(Records from a dataset)
########
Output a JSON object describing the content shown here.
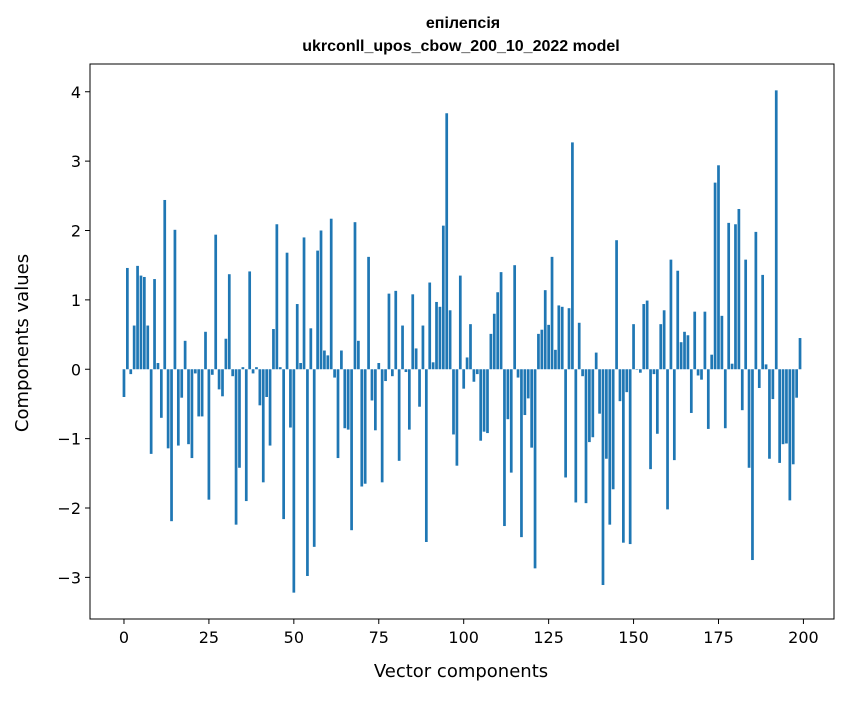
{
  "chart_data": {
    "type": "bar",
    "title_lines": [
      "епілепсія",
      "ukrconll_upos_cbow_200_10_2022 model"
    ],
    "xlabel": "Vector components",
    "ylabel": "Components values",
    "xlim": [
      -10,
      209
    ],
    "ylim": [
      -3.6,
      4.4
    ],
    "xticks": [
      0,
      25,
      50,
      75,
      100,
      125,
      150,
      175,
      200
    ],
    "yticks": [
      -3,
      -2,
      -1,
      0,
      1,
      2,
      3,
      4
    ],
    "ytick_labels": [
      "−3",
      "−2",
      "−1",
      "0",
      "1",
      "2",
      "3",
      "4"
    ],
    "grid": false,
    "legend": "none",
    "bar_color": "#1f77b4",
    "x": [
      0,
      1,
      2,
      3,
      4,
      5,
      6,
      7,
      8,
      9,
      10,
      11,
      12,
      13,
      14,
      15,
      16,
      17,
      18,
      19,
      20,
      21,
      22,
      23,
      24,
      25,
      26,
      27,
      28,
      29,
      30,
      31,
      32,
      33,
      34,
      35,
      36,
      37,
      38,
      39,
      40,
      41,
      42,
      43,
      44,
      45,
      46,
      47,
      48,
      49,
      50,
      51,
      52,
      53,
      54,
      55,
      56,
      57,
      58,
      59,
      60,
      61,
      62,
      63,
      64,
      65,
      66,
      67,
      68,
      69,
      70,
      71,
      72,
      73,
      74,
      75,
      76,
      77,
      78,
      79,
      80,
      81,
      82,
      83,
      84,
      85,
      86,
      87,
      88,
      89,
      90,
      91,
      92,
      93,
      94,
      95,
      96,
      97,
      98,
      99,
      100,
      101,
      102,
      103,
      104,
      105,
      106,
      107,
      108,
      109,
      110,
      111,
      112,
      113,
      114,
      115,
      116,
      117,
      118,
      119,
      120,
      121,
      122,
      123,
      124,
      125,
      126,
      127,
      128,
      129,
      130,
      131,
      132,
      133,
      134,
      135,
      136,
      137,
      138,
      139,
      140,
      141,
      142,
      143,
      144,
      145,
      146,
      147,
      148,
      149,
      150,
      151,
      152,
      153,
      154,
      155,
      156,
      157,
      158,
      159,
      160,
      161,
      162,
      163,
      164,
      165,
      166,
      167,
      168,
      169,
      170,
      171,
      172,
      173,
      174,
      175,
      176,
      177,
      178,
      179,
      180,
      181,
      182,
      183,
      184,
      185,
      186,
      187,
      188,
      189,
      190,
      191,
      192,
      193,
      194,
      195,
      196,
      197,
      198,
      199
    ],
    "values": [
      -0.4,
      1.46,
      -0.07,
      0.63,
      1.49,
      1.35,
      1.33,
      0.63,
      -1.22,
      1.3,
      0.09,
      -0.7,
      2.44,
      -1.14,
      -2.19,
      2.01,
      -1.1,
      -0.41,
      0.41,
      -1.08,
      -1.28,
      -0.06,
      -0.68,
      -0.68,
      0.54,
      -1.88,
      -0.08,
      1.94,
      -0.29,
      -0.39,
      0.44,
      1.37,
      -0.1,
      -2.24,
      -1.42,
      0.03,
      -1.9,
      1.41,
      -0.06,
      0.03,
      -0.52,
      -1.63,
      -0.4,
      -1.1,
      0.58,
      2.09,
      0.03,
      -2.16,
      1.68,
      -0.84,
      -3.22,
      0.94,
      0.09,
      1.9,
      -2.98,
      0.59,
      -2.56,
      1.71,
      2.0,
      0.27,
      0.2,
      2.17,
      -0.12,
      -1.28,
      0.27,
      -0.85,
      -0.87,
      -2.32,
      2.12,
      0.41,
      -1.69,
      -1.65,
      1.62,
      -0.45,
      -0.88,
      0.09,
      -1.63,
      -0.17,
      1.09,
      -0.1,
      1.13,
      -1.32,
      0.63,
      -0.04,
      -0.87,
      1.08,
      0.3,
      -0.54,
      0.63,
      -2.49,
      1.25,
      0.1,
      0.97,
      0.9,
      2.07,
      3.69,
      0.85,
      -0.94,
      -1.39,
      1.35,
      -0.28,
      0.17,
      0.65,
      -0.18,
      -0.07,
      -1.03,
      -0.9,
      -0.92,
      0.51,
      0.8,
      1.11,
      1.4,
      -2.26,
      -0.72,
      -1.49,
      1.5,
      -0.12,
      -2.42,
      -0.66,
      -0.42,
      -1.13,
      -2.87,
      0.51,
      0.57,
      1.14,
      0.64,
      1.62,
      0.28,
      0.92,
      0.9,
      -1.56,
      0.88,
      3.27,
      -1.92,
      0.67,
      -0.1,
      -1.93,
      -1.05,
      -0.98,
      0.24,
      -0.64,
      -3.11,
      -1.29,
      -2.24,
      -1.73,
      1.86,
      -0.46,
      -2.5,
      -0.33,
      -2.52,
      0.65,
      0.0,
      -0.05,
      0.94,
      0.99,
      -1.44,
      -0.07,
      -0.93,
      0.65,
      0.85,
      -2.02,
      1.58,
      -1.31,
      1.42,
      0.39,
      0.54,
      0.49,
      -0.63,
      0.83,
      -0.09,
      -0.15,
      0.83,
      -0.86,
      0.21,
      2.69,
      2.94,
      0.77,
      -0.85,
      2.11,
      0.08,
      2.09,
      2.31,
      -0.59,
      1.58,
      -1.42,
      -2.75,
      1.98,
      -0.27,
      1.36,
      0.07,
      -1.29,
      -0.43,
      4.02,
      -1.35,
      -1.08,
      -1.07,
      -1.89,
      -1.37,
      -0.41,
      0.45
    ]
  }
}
########
What is needed is an exact reproduction of the data, pictures excluded.

Output a JSON object describing the content shown here.
{
  "chart_data": {
    "type": "bar",
    "title_lines": [
      "епілепсія",
      "ukrconll_upos_cbow_200_10_2022 model"
    ],
    "xlabel": "Vector components",
    "ylabel": "Components values",
    "xlim": [
      -10,
      209
    ],
    "ylim": [
      -3.6,
      4.4
    ],
    "xticks": [
      0,
      25,
      50,
      75,
      100,
      125,
      150,
      175,
      200
    ],
    "yticks": [
      -3,
      -2,
      -1,
      0,
      1,
      2,
      3,
      4
    ],
    "ytick_labels": [
      "−3",
      "−2",
      "−1",
      "0",
      "1",
      "2",
      "3",
      "4"
    ],
    "grid": false,
    "legend": "none",
    "bar_color": "#1f77b4",
    "x": [
      0,
      1,
      2,
      3,
      4,
      5,
      6,
      7,
      8,
      9,
      10,
      11,
      12,
      13,
      14,
      15,
      16,
      17,
      18,
      19,
      20,
      21,
      22,
      23,
      24,
      25,
      26,
      27,
      28,
      29,
      30,
      31,
      32,
      33,
      34,
      35,
      36,
      37,
      38,
      39,
      40,
      41,
      42,
      43,
      44,
      45,
      46,
      47,
      48,
      49,
      50,
      51,
      52,
      53,
      54,
      55,
      56,
      57,
      58,
      59,
      60,
      61,
      62,
      63,
      64,
      65,
      66,
      67,
      68,
      69,
      70,
      71,
      72,
      73,
      74,
      75,
      76,
      77,
      78,
      79,
      80,
      81,
      82,
      83,
      84,
      85,
      86,
      87,
      88,
      89,
      90,
      91,
      92,
      93,
      94,
      95,
      96,
      97,
      98,
      99,
      100,
      101,
      102,
      103,
      104,
      105,
      106,
      107,
      108,
      109,
      110,
      111,
      112,
      113,
      114,
      115,
      116,
      117,
      118,
      119,
      120,
      121,
      122,
      123,
      124,
      125,
      126,
      127,
      128,
      129,
      130,
      131,
      132,
      133,
      134,
      135,
      136,
      137,
      138,
      139,
      140,
      141,
      142,
      143,
      144,
      145,
      146,
      147,
      148,
      149,
      150,
      151,
      152,
      153,
      154,
      155,
      156,
      157,
      158,
      159,
      160,
      161,
      162,
      163,
      164,
      165,
      166,
      167,
      168,
      169,
      170,
      171,
      172,
      173,
      174,
      175,
      176,
      177,
      178,
      179,
      180,
      181,
      182,
      183,
      184,
      185,
      186,
      187,
      188,
      189,
      190,
      191,
      192,
      193,
      194,
      195,
      196,
      197,
      198,
      199
    ],
    "values": [
      -0.4,
      1.46,
      -0.07,
      0.63,
      1.49,
      1.35,
      1.33,
      0.63,
      -1.22,
      1.3,
      0.09,
      -0.7,
      2.44,
      -1.14,
      -2.19,
      2.01,
      -1.1,
      -0.41,
      0.41,
      -1.08,
      -1.28,
      -0.06,
      -0.68,
      -0.68,
      0.54,
      -1.88,
      -0.08,
      1.94,
      -0.29,
      -0.39,
      0.44,
      1.37,
      -0.1,
      -2.24,
      -1.42,
      0.03,
      -1.9,
      1.41,
      -0.06,
      0.03,
      -0.52,
      -1.63,
      -0.4,
      -1.1,
      0.58,
      2.09,
      0.03,
      -2.16,
      1.68,
      -0.84,
      -3.22,
      0.94,
      0.09,
      1.9,
      -2.98,
      0.59,
      -2.56,
      1.71,
      2.0,
      0.27,
      0.2,
      2.17,
      -0.12,
      -1.28,
      0.27,
      -0.85,
      -0.87,
      -2.32,
      2.12,
      0.41,
      -1.69,
      -1.65,
      1.62,
      -0.45,
      -0.88,
      0.09,
      -1.63,
      -0.17,
      1.09,
      -0.1,
      1.13,
      -1.32,
      0.63,
      -0.04,
      -0.87,
      1.08,
      0.3,
      -0.54,
      0.63,
      -2.49,
      1.25,
      0.1,
      0.97,
      0.9,
      2.07,
      3.69,
      0.85,
      -0.94,
      -1.39,
      1.35,
      -0.28,
      0.17,
      0.65,
      -0.18,
      -0.07,
      -1.03,
      -0.9,
      -0.92,
      0.51,
      0.8,
      1.11,
      1.4,
      -2.26,
      -0.72,
      -1.49,
      1.5,
      -0.12,
      -2.42,
      -0.66,
      -0.42,
      -1.13,
      -2.87,
      0.51,
      0.57,
      1.14,
      0.64,
      1.62,
      0.28,
      0.92,
      0.9,
      -1.56,
      0.88,
      3.27,
      -1.92,
      0.67,
      -0.1,
      -1.93,
      -1.05,
      -0.98,
      0.24,
      -0.64,
      -3.11,
      -1.29,
      -2.24,
      -1.73,
      1.86,
      -0.46,
      -2.5,
      -0.33,
      -2.52,
      0.65,
      0.0,
      -0.05,
      0.94,
      0.99,
      -1.44,
      -0.07,
      -0.93,
      0.65,
      0.85,
      -2.02,
      1.58,
      -1.31,
      1.42,
      0.39,
      0.54,
      0.49,
      -0.63,
      0.83,
      -0.09,
      -0.15,
      0.83,
      -0.86,
      0.21,
      2.69,
      2.94,
      0.77,
      -0.85,
      2.11,
      0.08,
      2.09,
      2.31,
      -0.59,
      1.58,
      -1.42,
      -2.75,
      1.98,
      -0.27,
      1.36,
      0.07,
      -1.29,
      -0.43,
      4.02,
      -1.35,
      -1.08,
      -1.07,
      -1.89,
      -1.37,
      -0.41,
      0.45
    ]
  }
}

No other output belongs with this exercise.